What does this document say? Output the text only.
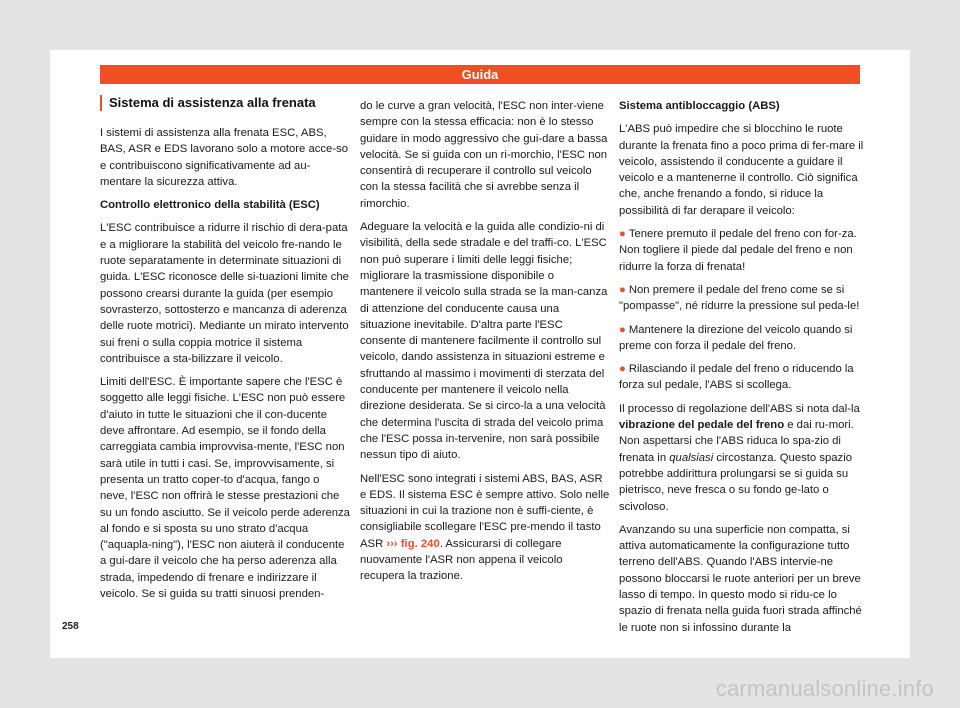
Guida
Sistema di assistenza alla frenata

I sistemi di assistenza alla frenata ESC, ABS, BAS, ASR e EDS lavorano solo a motore acce-so e contribuiscono significativamente ad au-mentare la sicurezza attiva.

Controllo elettronico della stabilità (ESC)

L'ESC contribuisce a ridurre il rischio di dera-pata e a migliorare la stabilità del veicolo fre-nando le ruote separatamente in determinate situazioni di guida. L'ESC riconosce delle si-tuazioni limite che possono crearsi durante la guida (per esempio sovrasterzo, sottosterzo e mancanza di aderenza delle ruote motrici). Mediante un mirato intervento sui freni o sulla coppia motrice il sistema contribuisce a sta-bilizzare il veicolo.

Limiti dell'ESC. È importante sapere che l'ESC è soggetto alle leggi fisiche. L'ESC non può essere d'aiuto in tutte le situazioni che il con-ducente deve affrontare. Ad esempio, se il fondo della carreggiata cambia improvvisa-mente, l'ESC non sarà utile in tutti i casi. Se, improvvisamente, si presenta un tratto coper-to d'acqua, fango o neve, l'ESC non offrirà le stesse prestazioni che su un fondo asciutto. Se il veicolo perde aderenza al fondo e si sposta su uno strato d'acqua ("aquapla-ning"), l'ESC non aiuterà il conducente a gui-dare il veicolo che ha perso aderenza alla strada, impedendo di frenare e indirizzare il veicolo. Se si guida su tratti sinuosi prenden-

do le curve a gran velocità, l'ESC non inter-viene sempre con la stessa efficacia: non è lo stesso guidare in modo aggressivo che gui-dare a bassa velocità. Se si guida con un ri-morchio, l'ESC non consentirà di recuperare il controllo sul veicolo con la stessa facilità che si avrebbe senza il rimorchio.

Adeguare la velocità e la guida alle condizio-ni di visibilità, della sede stradale e del traffi-co. L'ESC non può superare i limiti delle leggi fisiche; migliorare la trasmissione disponibile o mantenere il veicolo sulla strada se la man-canza di attenzione del conducente causa una situazione inevitabile. D'altra parte l'ESC consente di mantenere facilmente il controllo sul veicolo, dando assistenza in situazioni estreme e sfruttando al massimo i movimenti di sterzata del conducente per mantenere il veicolo nella direzione desiderata. Se si circo-la a una velocità che determina l'uscita di strada del veicolo prima che l'ESC possa in-tervenire, non sarà possibile nessun tipo di aiuto.

Nell'ESC sono integrati i sistemi ABS, BAS, ASR e EDS. Il sistema ESC è sempre attivo. Solo nelle situazioni in cui la trazione non è suffi-ciente, è consigliabile scollegare l'ESC pre-mendo il tasto ASR ››› fig. 240. Assicurarsi di collegare nuovamente l'ASR non appena il veicolo recupera la trazione.

Sistema antibloccaggio (ABS)

L'ABS può impedire che si blocchino le ruote durante la frenata fino a poco prima di fer-mare il veicolo, assistendo il conducente a guidare il veicolo e a mantenerne il controllo. Ciò significa che, anche frenando a fondo, si riduce la possibilità di far derapare il veicolo:

● Tenere premuto il pedale del freno con for-za. Non togliere il piede dal pedale del freno e non ridurre la forza di frenata!

● Non premere il pedale del freno come se si "pompasse", né ridurre la pressione sul peda-le!

● Mantenere la direzione del veicolo quando si preme con forza il pedale del freno.

● Rilasciando il pedale del freno o riducendo la forza sul pedale, l'ABS si scollega.

Il processo di regolazione dell'ABS si nota dal-la vibrazione del pedale del freno e dai ru-mori. Non aspettarsi che l'ABS riduca lo spa-zio di frenata in qualsiasi circostanza. Questo spazio potrebbe addirittura prolungarsi se si guida su pietrisco, neve fresca o su fondo ge-lato o scivoloso.

Avanzando su una superficie non compatta, si attiva automaticamente la configurazione tutto terreno dell'ABS. Quando l'ABS intervie-ne possono bloccarsi le ruote anteriori per un breve lasso di tempo. In questo modo si ridu-ce lo spazio di frenata nella guida fuori strada affinché le ruote non si infossino durante la

258
carmanualsonline.info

=== Given instruction ===
For each line of the listing that holds the word "possono", show that line.

=== The reply ===
L'ESC contribuisce a ridurre il rischio di dera-pata e a migliorare la stabilità del veicolo fre-nando le ruote separatamente in determinate situazioni di guida. L'ESC riconosce delle si-tuazioni limite che possono crearsi durante la guida (per esempio sovrasterzo, sottosterzo e mancanza di aderenza delle ruote motrici). Mediante un mirato intervento sui freni o sulla coppia motrice il sistema contribuisce a sta-bilizzare il veicolo.
Avanzando su una superficie non compatta, si attiva automaticamente la configurazione tutto terreno dell'ABS. Quando l'ABS intervie-ne possono bloccarsi le ruote anteriori per un breve lasso di tempo. In questo modo si ridu-ce lo spazio di frenata nella guida fuori strada affinché le ruote non si infossino durante la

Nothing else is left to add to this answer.